[START DATASET RECORDS]
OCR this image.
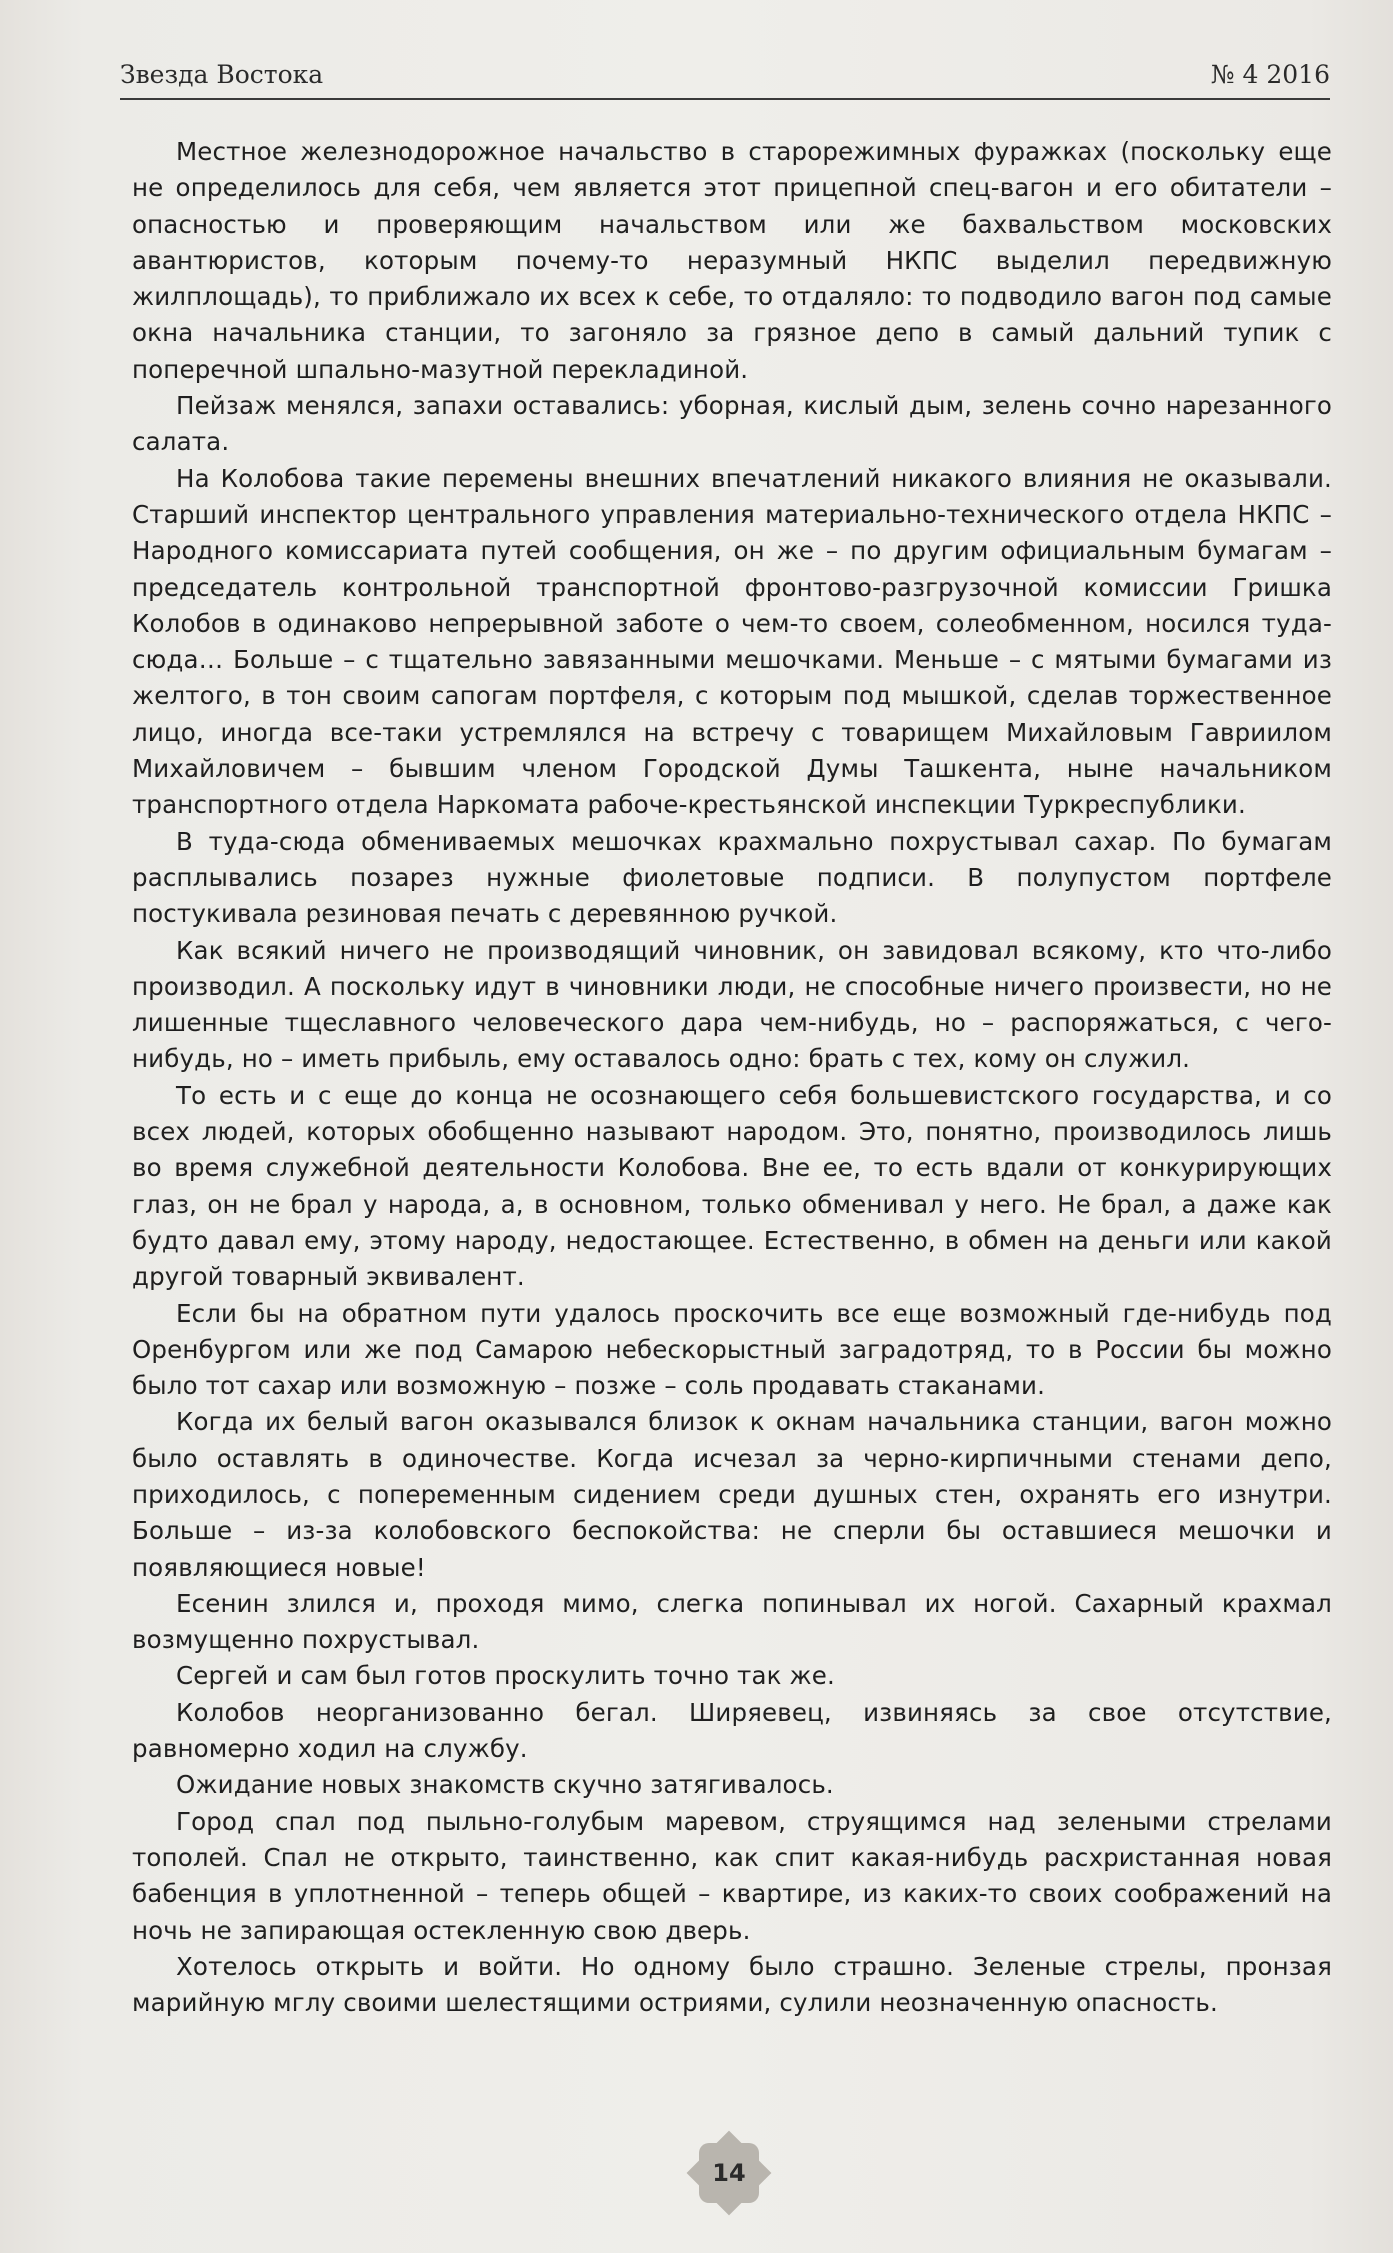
Звезда Востока	№ 4 2016

Местное железнодорожное начальство в старорежимных фуражках (поскольку еще не определилось для себя, чем является этот прицепной спец-вагон и его обитатели – опасностью и проверяющим начальством или же бахвальством московских авантюристов, которым почему-то неразумный НКПС выделил передвижную жилплощадь), то приближало их всех к себе, то отдаляло: то подводило вагон под самые окна начальника станции, то загоняло за грязное депо в самый дальний тупик с поперечной шпально-мазутной перекладиной.

Пейзаж менялся, запахи оставались: уборная, кислый дым, зелень сочно нарезанного салата.

На Колобова такие перемены внешних впечатлений никакого влияния не оказывали. Старший инспектор центрального управления материально-технического отдела НКПС – Народного комиссариата путей сообщения, он же – по другим официальным бумагам – председатель контрольной транспортной фронтово-разгрузочной комиссии Гришка Колобов в одинаково непрерывной заботе о чем-то своем, солеобменном, носился туда-сюда… Больше – с тщательно завязанными мешочками. Меньше – с мятыми бумагами из желтого, в тон своим сапогам портфеля, с которым под мышкой, сделав торжественное лицо, иногда все-таки устремлялся на встречу с товарищем Михайловым Гавриилом Михайловичем – бывшим членом Городской Думы Ташкента, ныне начальником транспортного отдела Наркомата рабоче-крестьянской инспекции Туркреспублики.

В туда-сюда обмениваемых мешочках крахмально похрустывал сахар. По бумагам расплывались позарез нужные фиолетовые подписи. В полупустом портфеле постукивала резиновая печать с деревянною ручкой.

Как всякий ничего не производящий чиновник, он завидовал всякому, кто что-либо производил. А поскольку идут в чиновники люди, не способные ничего произвести, но не лишенные тщеславного человеческого дара чем-нибудь, но – распоряжаться, с чего-нибудь, но – иметь прибыль, ему оставалось одно: брать с тех, кому он служил.

То есть и с еще до конца не осознающего себя большевистского государства, и со всех людей, которых обобщенно называют народом. Это, понятно, производилось лишь во время служебной деятельности Колобова. Вне ее, то есть вдали от конкурирующих глаз, он не брал у народа, а, в основном, только обменивал у него. Не брал, а даже как будто давал ему, этому народу, недостающее. Естественно, в обмен на деньги или какой другой товарный эквивалент.

Если бы на обратном пути удалось проскочить все еще возможный где-нибудь под Оренбургом или же под Самарою небескорыстный заградотряд, то в России бы можно было тот сахар или возможную – позже – соль продавать стаканами.

Когда их белый вагон оказывался близок к окнам начальника станции, вагон можно было оставлять в одиночестве. Когда исчезал за черно-кирпичными стенами депо, приходилось, с попеременным сидением среди душных стен, охранять его изнутри. Больше – из-за колобовского беспокойства: не сперли бы оставшиеся мешочки и появляющиеся новые!

Есенин злился и, проходя мимо, слегка попинывал их ногой. Сахарный крахмал возмущенно похрустывал.

Сергей и сам был готов проскулить точно так же.

Колобов неорганизованно бегал. Ширяевец, извиняясь за свое отсутствие, равномерно ходил на службу.

Ожидание новых знакомств скучно затягивалось.

Город спал под пыльно-голубым маревом, струящимся над зелеными стрелами тополей. Спал не открыто, таинственно, как спит какая-нибудь расхристанная новая бабенция в уплотненной – теперь общей – квартире, из каких-то своих соображений на ночь не запирающая остекленную свою дверь.

Хотелось открыть и войти. Но одному было страшно. Зеленые стрелы, пронзая марийную мглу своими шелестящими остриями, сулили неозначенную опасность.

14
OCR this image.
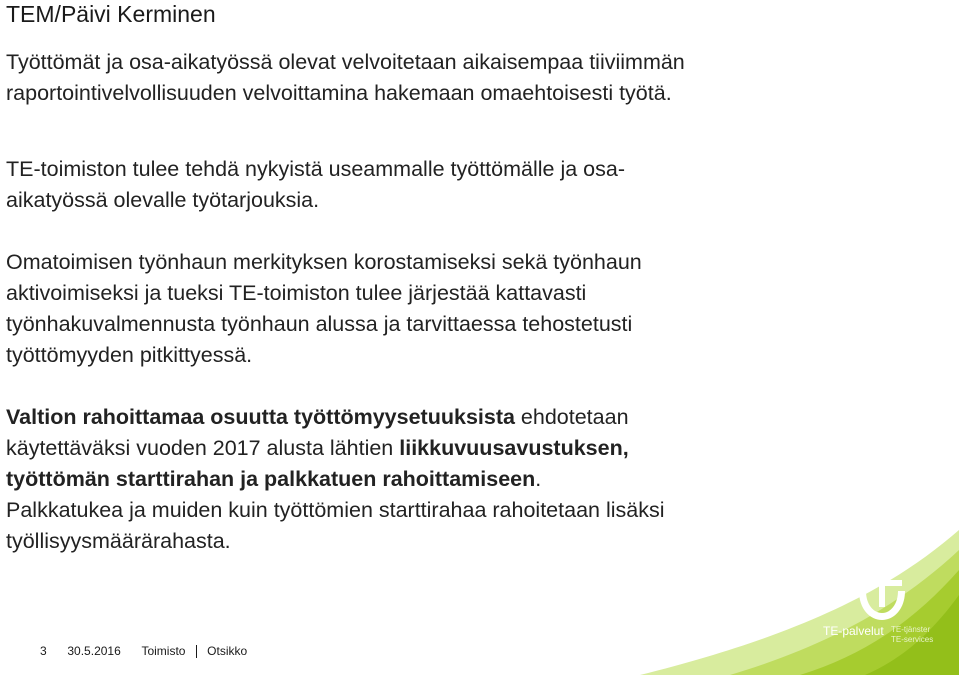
TEM/Päivi Kerminen

Työttömät ja osa-aikatyössä olevat velvoitetaan aikaisempaa tiiviimmän
raportointivelvollisuuden velvoittamina hakemaan omaehtoisesti työtä.

TE-toimiston tulee tehdä nykyistä useammalle työttömälle ja osa-
aikatyössä olevalle työtarjouksia.

Omatoimisen työnhaun merkityksen korostamiseksi sekä työnhaun
aktivoimiseksi ja tueksi TE-toimiston tulee järjestää kattavasti
työnhakuvalmennusta työnhaun alussa ja tarvittaessa tehostetusti
työttömyyden pitkittyessä.

Valtion rahoittamaa osuutta työttömyysetuuksista ehdotetaan
käytettäväksi vuoden 2017 alusta lähtien liikkuvuusavustuksen,
työttömän starttirahan ja palkkatuen rahoittamiseen.
Palkkatukea ja muiden kuin työttömien starttirahaa rahoitetaan lisäksi
työllisyysmäärärahasta.

TE-palvelut TE-tjänster
TE-services
3 30.5.2016 Toimisto Otsikko
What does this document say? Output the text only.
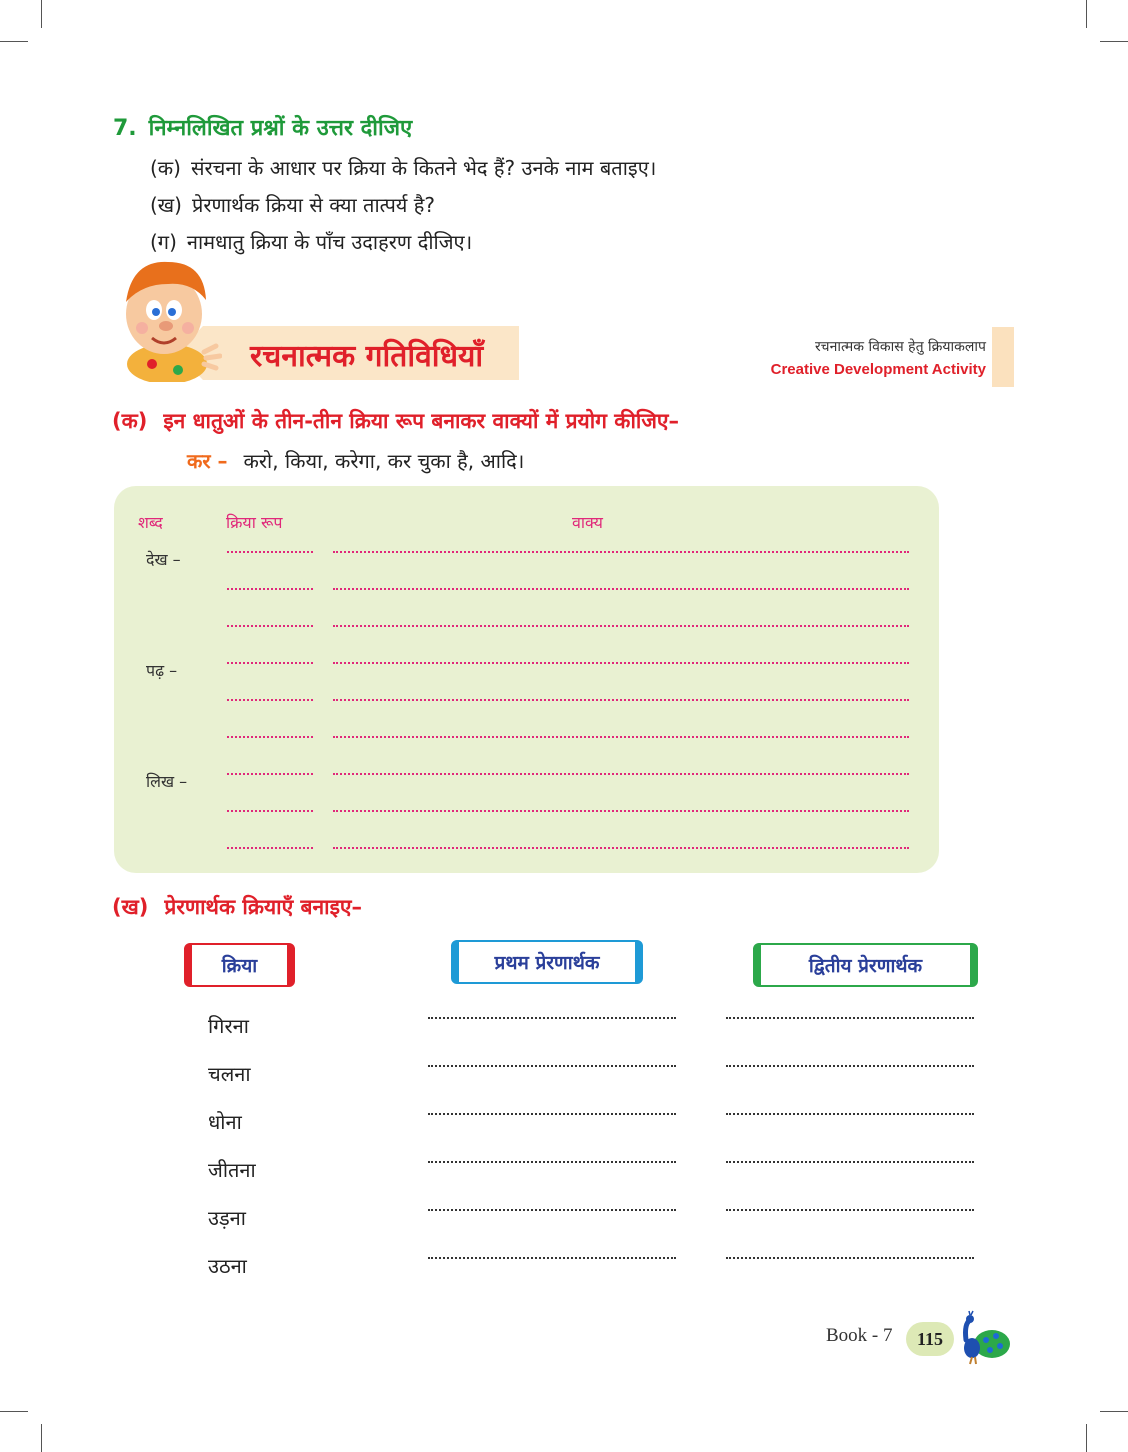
7. निम्नलिखित प्रश्नों के उत्तर दीजिए
(क) संरचना के आधार पर क्रिया के कितने भेद हैं? उनके नाम बताइए।
(ख) प्रेरणार्थक क्रिया से क्या तात्पर्य है?
(ग) नामधातु क्रिया के पाँच उदाहरण दीजिए।
रचनात्मक गतिविधियाँ	रचनात्मक विकास हेतु क्रियाकलाप
Creative Development Activity
(क) इन धातुओं के तीन-तीन क्रिया रूप बनाकर वाक्यों में प्रयोग कीजिए–
कर – करो, किया, करेगा, कर चुका है, आदि।
शब्द	क्रिया रूप	वाक्य
देख –
पढ़ –
लिख –
(ख) प्रेरणार्थक क्रियाएँ बनाइए–
क्रिया	प्रथम प्रेरणार्थक	द्वितीय प्रेरणार्थक
गिरना
चलना
धोना
जीतना
उड़ना
उठना
Book - 7	115
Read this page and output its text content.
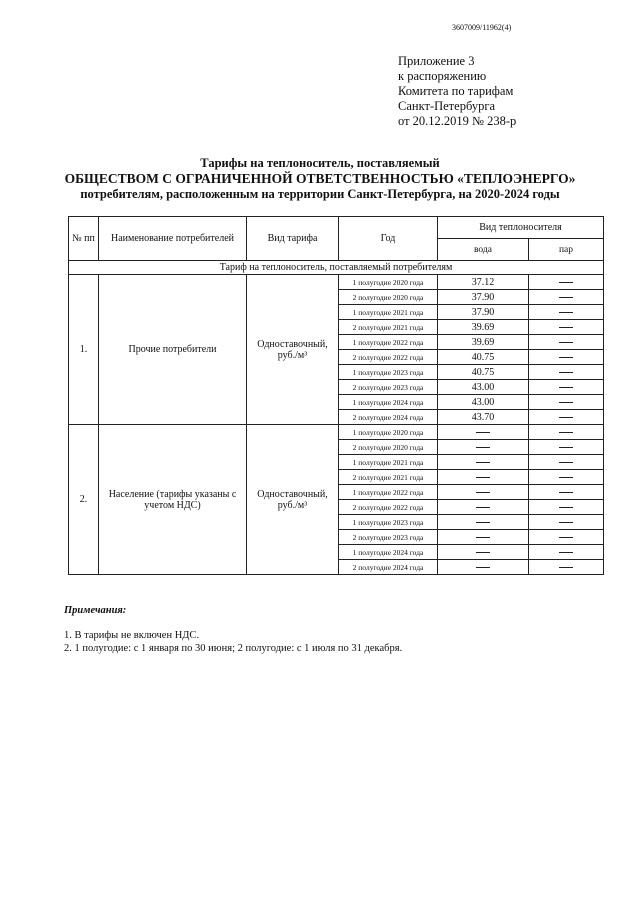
3607009/11962(4)
Приложение 3
к распоряжению
Комитета по тарифам
Санкт-Петербурга
от 20.12.2019 № 238-р
Тарифы на теплоноситель, поставляемый
ОБЩЕСТВОМ С ОГРАНИЧЕННОЙ ОТВЕТСТВЕННОСТЬЮ «ТЕПЛОЭНЕРГО»
потребителям, расположенным на территории Санкт-Петербурга, на 2020-2024 годы
№ пп	Наименование потребителей	Вид тарифа	Год	Вид теплоносителя	
				вода	пар
Тариф на теплоноситель, поставляемый потребителям					
1.	Прочие потребители	Одноставочный, руб./м³	1 полугодие 2020 года	37.12	
			2 полугодие 2020 года	37.90	
			1 полугодие 2021 года	37.90	
			2 полугодие 2021 года	39.69	
			1 полугодие 2022 года	39.69	
			2 полугодие 2022 года	40.75	
			1 полугодие 2023 года	40.75	
			2 полугодие 2023 года	43.00	
			1 полугодие 2024 года	43.00	
			2 полугодие 2024 года	43.70	
2.	Население (тарифы указаны с учетом НДС)	Одноставочный, руб./м³	1 полугодие 2020 года		
			2 полугодие 2020 года		
			1 полугодие 2021 года		
			2 полугодие 2021 года		
			1 полугодие 2022 года		
			2 полугодие 2022 года		
			1 полугодие 2023 года		
			2 полугодие 2023 года		
			1 полугодие 2024 года		
			2 полугодие 2024 года		
Примечания:
1. В тарифы не включен НДС.
2. 1 полугодие: с 1 января по 30 июня; 2 полугодие: с 1 июля по 31 декабря.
[END DATASET RECORDS]
» EXERCISE GOAL
Above are some records. Count the lines among them with the word "toimiston", and answer with the number only.

» REPLY
2